Every line from the one with "Convert this document image to plain text." through the end of the records below should be restated word for word, and nothing outside that span.

====================

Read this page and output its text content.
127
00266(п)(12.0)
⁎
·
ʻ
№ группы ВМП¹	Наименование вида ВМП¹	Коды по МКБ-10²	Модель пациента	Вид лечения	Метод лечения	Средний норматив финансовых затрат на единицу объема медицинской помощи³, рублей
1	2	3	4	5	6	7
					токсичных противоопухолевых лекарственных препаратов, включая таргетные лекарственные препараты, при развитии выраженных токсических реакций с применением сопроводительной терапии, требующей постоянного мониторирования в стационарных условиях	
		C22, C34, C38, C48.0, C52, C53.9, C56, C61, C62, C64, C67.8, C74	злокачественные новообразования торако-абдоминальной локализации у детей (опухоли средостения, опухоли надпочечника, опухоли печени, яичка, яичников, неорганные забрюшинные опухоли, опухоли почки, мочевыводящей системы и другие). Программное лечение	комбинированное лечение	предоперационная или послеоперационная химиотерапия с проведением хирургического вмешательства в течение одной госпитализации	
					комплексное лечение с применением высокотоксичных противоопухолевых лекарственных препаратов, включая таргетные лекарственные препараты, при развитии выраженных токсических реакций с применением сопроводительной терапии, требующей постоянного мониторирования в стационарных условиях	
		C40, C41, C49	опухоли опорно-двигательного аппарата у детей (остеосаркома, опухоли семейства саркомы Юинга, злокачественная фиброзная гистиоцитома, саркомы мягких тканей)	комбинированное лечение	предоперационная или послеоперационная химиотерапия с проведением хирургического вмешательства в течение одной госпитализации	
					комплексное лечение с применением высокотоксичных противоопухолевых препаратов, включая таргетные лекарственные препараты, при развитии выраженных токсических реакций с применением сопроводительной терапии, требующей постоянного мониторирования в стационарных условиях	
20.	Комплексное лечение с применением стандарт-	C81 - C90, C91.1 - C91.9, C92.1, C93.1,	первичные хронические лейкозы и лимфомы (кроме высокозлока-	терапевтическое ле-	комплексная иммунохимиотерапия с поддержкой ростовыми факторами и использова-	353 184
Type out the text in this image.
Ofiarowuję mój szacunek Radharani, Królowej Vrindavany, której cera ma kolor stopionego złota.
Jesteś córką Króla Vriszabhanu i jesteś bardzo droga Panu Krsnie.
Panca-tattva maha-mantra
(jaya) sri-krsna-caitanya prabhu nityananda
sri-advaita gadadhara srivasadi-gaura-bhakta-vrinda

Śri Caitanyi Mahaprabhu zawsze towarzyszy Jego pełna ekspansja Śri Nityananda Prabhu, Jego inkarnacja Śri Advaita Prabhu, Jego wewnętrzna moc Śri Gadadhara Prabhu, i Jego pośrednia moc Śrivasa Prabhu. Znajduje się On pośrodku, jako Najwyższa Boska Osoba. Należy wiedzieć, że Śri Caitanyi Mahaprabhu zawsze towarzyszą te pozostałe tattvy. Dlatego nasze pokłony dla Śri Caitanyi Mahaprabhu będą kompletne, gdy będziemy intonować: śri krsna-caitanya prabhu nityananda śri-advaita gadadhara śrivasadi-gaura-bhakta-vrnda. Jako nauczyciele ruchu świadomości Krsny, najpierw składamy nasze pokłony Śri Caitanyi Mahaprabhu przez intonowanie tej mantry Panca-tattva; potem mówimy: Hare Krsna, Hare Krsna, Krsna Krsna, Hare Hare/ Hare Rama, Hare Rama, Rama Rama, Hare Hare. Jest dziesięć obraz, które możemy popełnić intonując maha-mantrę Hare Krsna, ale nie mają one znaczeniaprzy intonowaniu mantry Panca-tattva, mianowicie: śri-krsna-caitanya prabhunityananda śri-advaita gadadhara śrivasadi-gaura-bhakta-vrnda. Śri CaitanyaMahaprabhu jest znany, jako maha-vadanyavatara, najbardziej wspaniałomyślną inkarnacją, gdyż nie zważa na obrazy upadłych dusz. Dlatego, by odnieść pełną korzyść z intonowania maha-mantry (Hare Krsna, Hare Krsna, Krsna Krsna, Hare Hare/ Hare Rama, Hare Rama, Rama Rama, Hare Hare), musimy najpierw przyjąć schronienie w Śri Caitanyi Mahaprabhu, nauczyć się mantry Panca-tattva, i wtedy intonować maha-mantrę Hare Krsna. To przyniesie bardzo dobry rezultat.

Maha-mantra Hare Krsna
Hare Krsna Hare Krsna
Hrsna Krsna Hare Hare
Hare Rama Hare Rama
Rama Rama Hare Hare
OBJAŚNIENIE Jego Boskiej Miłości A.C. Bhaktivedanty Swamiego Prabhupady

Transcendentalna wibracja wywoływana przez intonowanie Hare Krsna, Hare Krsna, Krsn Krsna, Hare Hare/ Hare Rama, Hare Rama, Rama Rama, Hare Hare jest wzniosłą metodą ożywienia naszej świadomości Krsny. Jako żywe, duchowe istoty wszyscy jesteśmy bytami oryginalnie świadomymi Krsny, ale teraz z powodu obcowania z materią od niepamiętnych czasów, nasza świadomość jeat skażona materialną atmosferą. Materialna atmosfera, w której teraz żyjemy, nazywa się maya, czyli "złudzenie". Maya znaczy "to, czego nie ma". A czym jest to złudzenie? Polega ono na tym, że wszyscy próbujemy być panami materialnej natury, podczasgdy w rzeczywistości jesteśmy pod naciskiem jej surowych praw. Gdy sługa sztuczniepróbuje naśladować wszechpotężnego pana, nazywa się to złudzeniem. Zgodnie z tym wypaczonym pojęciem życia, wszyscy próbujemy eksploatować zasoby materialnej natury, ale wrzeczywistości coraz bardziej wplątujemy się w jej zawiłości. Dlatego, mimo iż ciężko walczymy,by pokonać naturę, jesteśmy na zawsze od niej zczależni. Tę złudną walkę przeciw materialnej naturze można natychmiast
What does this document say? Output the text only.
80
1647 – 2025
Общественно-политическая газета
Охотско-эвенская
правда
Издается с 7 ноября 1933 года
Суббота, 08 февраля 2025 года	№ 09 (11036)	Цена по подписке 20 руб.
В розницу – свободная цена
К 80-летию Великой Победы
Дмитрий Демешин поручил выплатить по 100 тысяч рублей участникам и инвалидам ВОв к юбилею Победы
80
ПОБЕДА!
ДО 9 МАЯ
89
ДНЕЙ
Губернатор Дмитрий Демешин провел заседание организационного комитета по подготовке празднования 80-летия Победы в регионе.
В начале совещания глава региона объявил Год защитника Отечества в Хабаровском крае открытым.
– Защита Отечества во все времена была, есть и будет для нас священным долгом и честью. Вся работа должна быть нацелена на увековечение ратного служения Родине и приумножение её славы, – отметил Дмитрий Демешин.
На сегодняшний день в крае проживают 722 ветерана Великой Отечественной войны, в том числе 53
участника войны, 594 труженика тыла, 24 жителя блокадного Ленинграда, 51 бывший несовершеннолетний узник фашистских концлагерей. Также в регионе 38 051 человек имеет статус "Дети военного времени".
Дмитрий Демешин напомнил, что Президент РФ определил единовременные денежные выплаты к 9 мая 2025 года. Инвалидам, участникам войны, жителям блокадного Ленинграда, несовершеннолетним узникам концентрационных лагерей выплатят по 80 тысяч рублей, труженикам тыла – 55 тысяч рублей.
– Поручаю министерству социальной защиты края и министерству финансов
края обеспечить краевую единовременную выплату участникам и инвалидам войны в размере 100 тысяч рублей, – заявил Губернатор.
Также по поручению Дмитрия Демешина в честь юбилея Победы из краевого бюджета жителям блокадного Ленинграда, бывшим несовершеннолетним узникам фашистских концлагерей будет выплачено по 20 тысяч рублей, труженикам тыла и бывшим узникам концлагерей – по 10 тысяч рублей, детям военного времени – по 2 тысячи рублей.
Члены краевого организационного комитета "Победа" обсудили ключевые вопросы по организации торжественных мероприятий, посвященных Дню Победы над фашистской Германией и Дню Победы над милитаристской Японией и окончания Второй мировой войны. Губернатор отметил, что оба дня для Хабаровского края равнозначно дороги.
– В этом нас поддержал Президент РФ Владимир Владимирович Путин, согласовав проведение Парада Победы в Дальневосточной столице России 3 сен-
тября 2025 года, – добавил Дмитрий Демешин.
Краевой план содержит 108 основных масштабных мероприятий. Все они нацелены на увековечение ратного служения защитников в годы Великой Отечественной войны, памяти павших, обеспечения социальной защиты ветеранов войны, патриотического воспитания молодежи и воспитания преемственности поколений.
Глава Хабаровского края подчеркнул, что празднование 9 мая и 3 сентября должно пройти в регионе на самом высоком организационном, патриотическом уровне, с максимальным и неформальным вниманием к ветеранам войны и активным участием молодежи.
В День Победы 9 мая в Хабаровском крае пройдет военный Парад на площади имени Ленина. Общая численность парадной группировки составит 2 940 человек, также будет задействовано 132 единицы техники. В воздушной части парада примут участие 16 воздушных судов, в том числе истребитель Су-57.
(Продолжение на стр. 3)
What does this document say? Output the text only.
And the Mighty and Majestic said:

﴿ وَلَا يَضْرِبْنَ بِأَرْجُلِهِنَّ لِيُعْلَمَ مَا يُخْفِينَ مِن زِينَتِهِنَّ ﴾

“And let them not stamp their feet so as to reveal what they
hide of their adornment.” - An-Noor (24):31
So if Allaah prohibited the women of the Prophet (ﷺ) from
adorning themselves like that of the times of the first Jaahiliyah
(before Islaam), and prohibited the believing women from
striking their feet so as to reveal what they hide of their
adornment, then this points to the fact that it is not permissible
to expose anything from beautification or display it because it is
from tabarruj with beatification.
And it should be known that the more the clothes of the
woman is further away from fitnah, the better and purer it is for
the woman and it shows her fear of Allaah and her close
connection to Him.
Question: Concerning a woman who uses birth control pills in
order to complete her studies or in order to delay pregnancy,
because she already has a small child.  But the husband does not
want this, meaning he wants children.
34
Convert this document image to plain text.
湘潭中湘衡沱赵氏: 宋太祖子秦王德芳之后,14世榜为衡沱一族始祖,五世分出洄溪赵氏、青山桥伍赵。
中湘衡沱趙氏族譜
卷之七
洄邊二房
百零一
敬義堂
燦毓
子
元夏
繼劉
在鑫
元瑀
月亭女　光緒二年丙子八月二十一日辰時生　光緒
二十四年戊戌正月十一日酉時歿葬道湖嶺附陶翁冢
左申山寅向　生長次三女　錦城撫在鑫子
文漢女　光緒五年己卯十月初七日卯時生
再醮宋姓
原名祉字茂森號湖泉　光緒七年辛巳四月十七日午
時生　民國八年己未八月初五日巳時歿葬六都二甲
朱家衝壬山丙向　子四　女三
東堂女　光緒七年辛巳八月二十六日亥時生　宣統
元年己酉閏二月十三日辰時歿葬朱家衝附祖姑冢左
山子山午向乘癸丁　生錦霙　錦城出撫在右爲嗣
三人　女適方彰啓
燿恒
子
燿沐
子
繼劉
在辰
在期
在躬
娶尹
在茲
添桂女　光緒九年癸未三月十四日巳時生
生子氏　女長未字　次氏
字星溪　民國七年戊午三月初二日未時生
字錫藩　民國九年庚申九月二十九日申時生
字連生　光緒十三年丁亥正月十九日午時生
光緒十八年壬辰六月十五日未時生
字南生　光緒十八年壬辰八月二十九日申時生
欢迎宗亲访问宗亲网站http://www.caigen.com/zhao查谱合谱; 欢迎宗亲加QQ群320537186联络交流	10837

====================

Exercise response:
Convert this document image to plain text.
湘潭中湘衡沱赵氏: 宋太祖子秦王德芳之后,14世榜为衡沱一族始祖,五世分出洄溪赵氏、青山桥伍赵。
中湘衡沱趙氏族譜
卷之七
洄邊二房
百零一
敬義堂
燦毓
子
元夏
繼劉
在鑫
元瑀
月亭女　光緒二年丙子八月二十一日辰時生　光緒
二十四年戊戌正月十一日酉時歿葬道湖嶺附陶翁冢
左申山寅向　生長次三女　錦城撫在鑫子
文漢女　光緒五年己卯十月初七日卯時生
再醮宋姓
原名祉字茂森號湖泉　光緒七年辛巳四月十七日午
時生　民國八年己未八月初五日巳時歿葬六都二甲
朱家衝壬山丙向　子四　女三
東堂女　光緒七年辛巳八月二十六日亥時生　宣統
元年己酉閏二月十三日辰時歿葬朱家衝附祖姑冢左
山子山午向乘癸丁　生錦霙　錦城出撫在右爲嗣
三人　女適方彰啓
燿恒
子
燿沐
子
繼劉
在辰
在期
在躬
娶尹
在茲
添桂女　光緒九年癸未三月十四日巳時生
生子氏　女長未字　次氏
字星溪　民國七年戊午三月初二日未時生
字錫藩　民國九年庚申九月二十九日申時生
字連生　光緒十三年丁亥正月十九日午時生
光緒十八年壬辰六月十五日未時生
字南生　光緒十八年壬辰八月二十九日申時生
欢迎宗亲访问宗亲网站http://www.caigen.com/zhao查谱合谱; 欢迎宗亲加QQ群320537186联络交流	10837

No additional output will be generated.